EXERCISE GOAL -> Copy out the data below as written; omit any images.
[start of MATERIAL SUPPLIED]
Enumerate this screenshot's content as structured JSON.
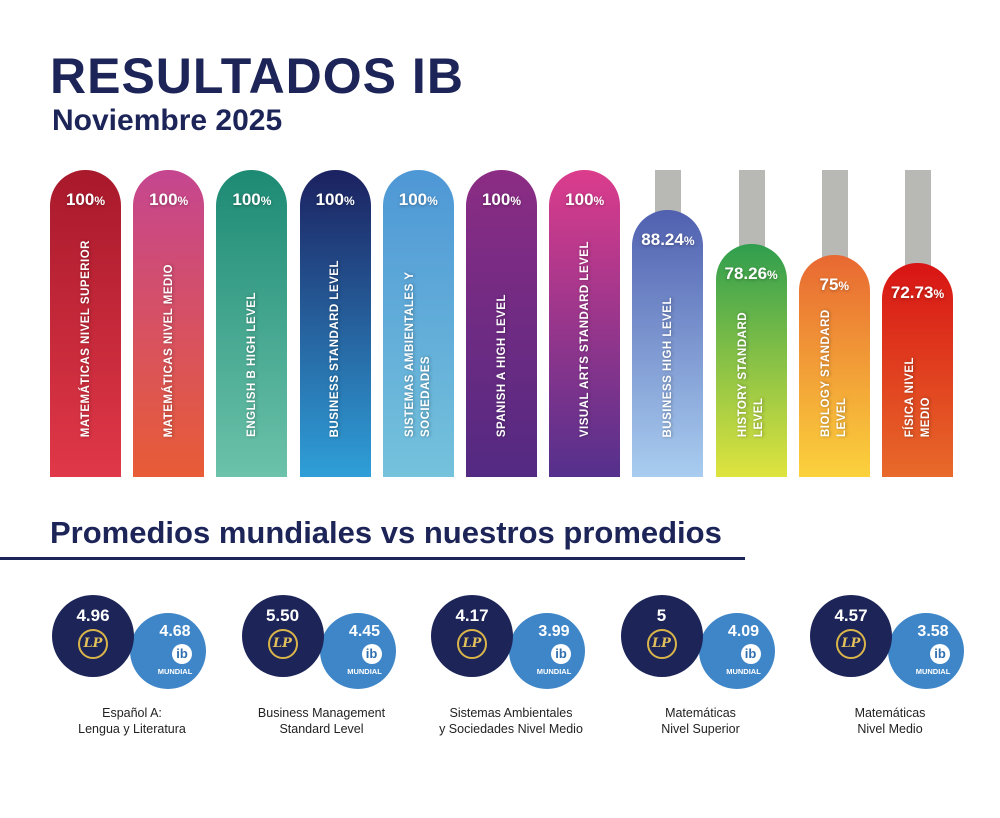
{
  "header": {
    "title": "RESULTADOS IB",
    "subtitle": "Noviembre 2025"
  },
  "chart_data": {
    "type": "bar",
    "title": "RESULTADOS IB",
    "ylim": [
      0,
      100
    ],
    "unit": "%",
    "categories": [
      "MATEMÁTICAS NIVEL SUPERIOR",
      "MATEMÁTICAS NIVEL MEDIO",
      "ENGLISH B HIGH LEVEL",
      "BUSINESS STANDARD LEVEL",
      "SISTEMAS AMBIENTALES Y SOCIEDADES",
      "SPANISH A HIGH LEVEL",
      "VISUAL ARTS STANDARD LEVEL",
      "BUSINESS HIGH LEVEL",
      "HISTORY STANDARD LEVEL",
      "BIOLOGY STANDARD LEVEL",
      "FÍSICA NIVEL MEDIO"
    ],
    "values": [
      100,
      100,
      100,
      100,
      100,
      100,
      100,
      88.24,
      78.26,
      75,
      72.73
    ],
    "value_labels": [
      "100",
      "100",
      "100",
      "100",
      "100",
      "100",
      "100",
      "88.24",
      "78.26",
      "75",
      "72.73"
    ],
    "colors": [
      [
        "#a8192b",
        "#e03848"
      ],
      [
        "#c54690",
        "#e85c36"
      ],
      [
        "#1d8a74",
        "#6cc2aa"
      ],
      [
        "#1c2160",
        "#2f9fd8"
      ],
      [
        "#4e97d6",
        "#74c2dc"
      ],
      [
        "#8c2c84",
        "#532a82"
      ],
      [
        "#dc3c8c",
        "#54308c"
      ],
      [
        "#5060b0",
        "#a9cdf0"
      ],
      [
        "#2f9e4e",
        "#dfe43e"
      ],
      [
        "#e86832",
        "#fbd23c"
      ],
      [
        "#d81414",
        "#e86a2a"
      ]
    ]
  },
  "averages": {
    "heading": "Promedios mundiales vs nuestros promedios",
    "badge": "MUNDIAL",
    "logo_school": "LP",
    "logo_ib": "ib",
    "items": [
      {
        "ours": "4.96",
        "world": "4.68",
        "line1": "Español A:",
        "line2": "Lengua y Literatura"
      },
      {
        "ours": "5.50",
        "world": "4.45",
        "line1": "Business Management",
        "line2": "Standard Level"
      },
      {
        "ours": "4.17",
        "world": "3.99",
        "line1": "Sistemas Ambientales",
        "line2": "y Sociedades Nivel Medio"
      },
      {
        "ours": "5",
        "world": "4.09",
        "line1": "Matemáticas",
        "line2": "Nivel Superior"
      },
      {
        "ours": "4.57",
        "world": "3.58",
        "line1": "Matemáticas",
        "line2": "Nivel Medio"
      }
    ]
  }
}
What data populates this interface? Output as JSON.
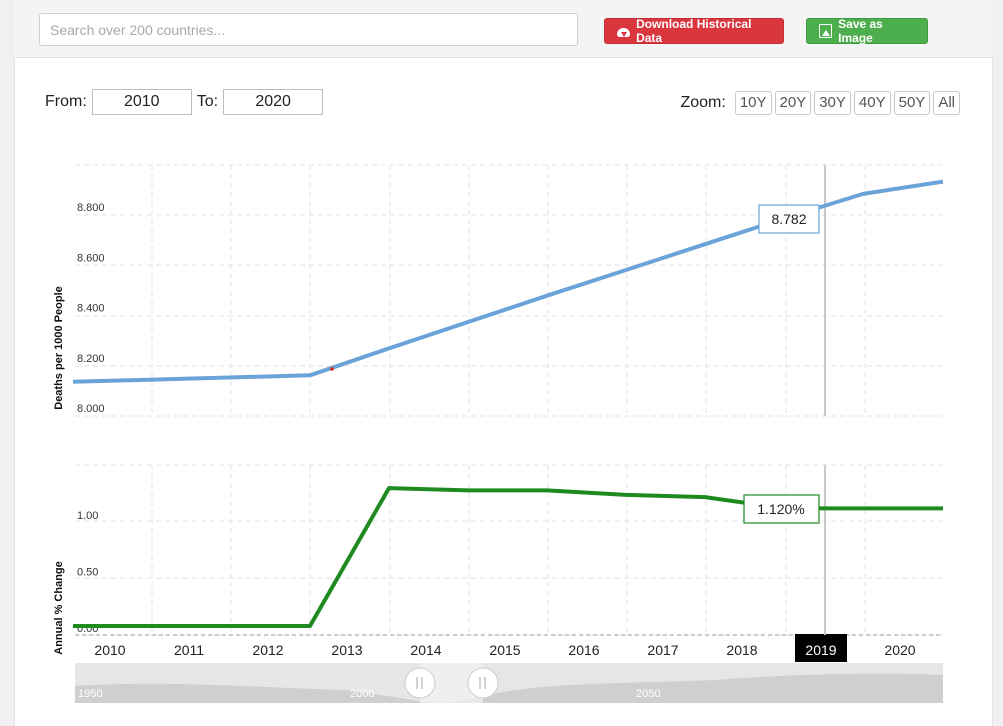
{
  "search": {
    "placeholder": "Search over 200 countries..."
  },
  "toolbar": {
    "download_label": "Download Historical Data",
    "save_label": "Save as Image"
  },
  "range": {
    "from_label": "From:",
    "from_value": "2010",
    "to_label": "To:",
    "to_value": "2020"
  },
  "zoom": {
    "label": "Zoom:",
    "options": [
      "10Y",
      "20Y",
      "30Y",
      "40Y",
      "50Y",
      "All"
    ]
  },
  "colors": {
    "death_line": "#6aa3d8",
    "change_line": "#1f8a1f",
    "download_button": "#d9363e",
    "save_button": "#4cae4c"
  },
  "chart_data": [
    {
      "type": "line",
      "ylabel": "Deaths per 1000 People",
      "x": [
        2010,
        2013,
        2014,
        2015,
        2016,
        2017,
        2018,
        2019,
        2020
      ],
      "series": [
        {
          "values": [
            8.132,
            8.158,
            8.265,
            8.37,
            8.475,
            8.577,
            8.68,
            8.782,
            8.88
          ]
        }
      ],
      "yticks": [
        "8.000",
        "8.200",
        "8.400",
        "8.600",
        "8.800"
      ],
      "ylim": [
        8.0,
        9.0
      ],
      "tooltip": {
        "x": 2019,
        "label": "8.782"
      }
    },
    {
      "type": "line",
      "ylabel": "Annual % Change",
      "x": [
        2010,
        2013,
        2014,
        2015,
        2016,
        2017,
        2018,
        2019,
        2020
      ],
      "series": [
        {
          "values": [
            0.08,
            0.08,
            1.3,
            1.28,
            1.28,
            1.24,
            1.22,
            1.12,
            1.12
          ]
        }
      ],
      "yticks": [
        "0.00",
        "0.50",
        "1.00"
      ],
      "ylim": [
        0.0,
        1.5
      ],
      "tooltip": {
        "x": 2019,
        "label": "1.120%"
      }
    }
  ],
  "x_axis": {
    "ticks": [
      "2010",
      "2011",
      "2012",
      "2013",
      "2014",
      "2015",
      "2016",
      "2017",
      "2018",
      "2019",
      "2020"
    ],
    "highlighted": "2019"
  },
  "navigator": {
    "labels": [
      "1950",
      "2000",
      "2050"
    ]
  }
}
[end of MATERIAL SUPPLIED]
OUTPUT OF THE EXERCISE ->
Enumerate this screenshot's content as structured JSON.
{
  "header": {
    "title": "RESULTADOS IB",
    "subtitle": "Noviembre 2025"
  },
  "chart_data": {
    "type": "bar",
    "title": "RESULTADOS IB",
    "ylim": [
      0,
      100
    ],
    "unit": "%",
    "categories": [
      "MATEMÁTICAS NIVEL SUPERIOR",
      "MATEMÁTICAS NIVEL MEDIO",
      "ENGLISH B HIGH LEVEL",
      "BUSINESS STANDARD LEVEL",
      "SISTEMAS AMBIENTALES Y SOCIEDADES",
      "SPANISH A HIGH LEVEL",
      "VISUAL ARTS STANDARD LEVEL",
      "BUSINESS HIGH LEVEL",
      "HISTORY STANDARD LEVEL",
      "BIOLOGY STANDARD LEVEL",
      "FÍSICA NIVEL MEDIO"
    ],
    "values": [
      100,
      100,
      100,
      100,
      100,
      100,
      100,
      88.24,
      78.26,
      75,
      72.73
    ],
    "value_labels": [
      "100",
      "100",
      "100",
      "100",
      "100",
      "100",
      "100",
      "88.24",
      "78.26",
      "75",
      "72.73"
    ],
    "colors": [
      [
        "#a8192b",
        "#e03848"
      ],
      [
        "#c54690",
        "#e85c36"
      ],
      [
        "#1d8a74",
        "#6cc2aa"
      ],
      [
        "#1c2160",
        "#2f9fd8"
      ],
      [
        "#4e97d6",
        "#74c2dc"
      ],
      [
        "#8c2c84",
        "#532a82"
      ],
      [
        "#dc3c8c",
        "#54308c"
      ],
      [
        "#5060b0",
        "#a9cdf0"
      ],
      [
        "#2f9e4e",
        "#dfe43e"
      ],
      [
        "#e86832",
        "#fbd23c"
      ],
      [
        "#d81414",
        "#e86a2a"
      ]
    ]
  },
  "averages": {
    "heading": "Promedios mundiales vs nuestros promedios",
    "badge": "MUNDIAL",
    "logo_school": "LP",
    "logo_ib": "ib",
    "items": [
      {
        "ours": "4.96",
        "world": "4.68",
        "line1": "Español A:",
        "line2": "Lengua y Literatura"
      },
      {
        "ours": "5.50",
        "world": "4.45",
        "line1": "Business Management",
        "line2": "Standard Level"
      },
      {
        "ours": "4.17",
        "world": "3.99",
        "line1": "Sistemas Ambientales",
        "line2": "y Sociedades Nivel Medio"
      },
      {
        "ours": "5",
        "world": "4.09",
        "line1": "Matemáticas",
        "line2": "Nivel Superior"
      },
      {
        "ours": "4.57",
        "world": "3.58",
        "line1": "Matemáticas",
        "line2": "Nivel Medio"
      }
    ]
  }
}
What data populates this interface? Output as JSON.
{
  "search": {
    "placeholder": "Search over 200 countries..."
  },
  "toolbar": {
    "download_label": "Download Historical Data",
    "save_label": "Save as Image"
  },
  "range": {
    "from_label": "From:",
    "from_value": "2010",
    "to_label": "To:",
    "to_value": "2020"
  },
  "zoom": {
    "label": "Zoom:",
    "options": [
      "10Y",
      "20Y",
      "30Y",
      "40Y",
      "50Y",
      "All"
    ]
  },
  "colors": {
    "death_line": "#6aa3d8",
    "change_line": "#1f8a1f",
    "download_button": "#d9363e",
    "save_button": "#4cae4c"
  },
  "chart_data": [
    {
      "type": "line",
      "ylabel": "Deaths per 1000 People",
      "x": [
        2010,
        2013,
        2014,
        2015,
        2016,
        2017,
        2018,
        2019,
        2020
      ],
      "series": [
        {
          "values": [
            8.132,
            8.158,
            8.265,
            8.37,
            8.475,
            8.577,
            8.68,
            8.782,
            8.88
          ]
        }
      ],
      "yticks": [
        "8.000",
        "8.200",
        "8.400",
        "8.600",
        "8.800"
      ],
      "ylim": [
        8.0,
        9.0
      ],
      "tooltip": {
        "x": 2019,
        "label": "8.782"
      }
    },
    {
      "type": "line",
      "ylabel": "Annual % Change",
      "x": [
        2010,
        2013,
        2014,
        2015,
        2016,
        2017,
        2018,
        2019,
        2020
      ],
      "series": [
        {
          "values": [
            0.08,
            0.08,
            1.3,
            1.28,
            1.28,
            1.24,
            1.22,
            1.12,
            1.12
          ]
        }
      ],
      "yticks": [
        "0.00",
        "0.50",
        "1.00"
      ],
      "ylim": [
        0.0,
        1.5
      ],
      "tooltip": {
        "x": 2019,
        "label": "1.120%"
      }
    }
  ],
  "x_axis": {
    "ticks": [
      "2010",
      "2011",
      "2012",
      "2013",
      "2014",
      "2015",
      "2016",
      "2017",
      "2018",
      "2019",
      "2020"
    ],
    "highlighted": "2019"
  },
  "navigator": {
    "labels": [
      "1950",
      "2000",
      "2050"
    ]
  }
}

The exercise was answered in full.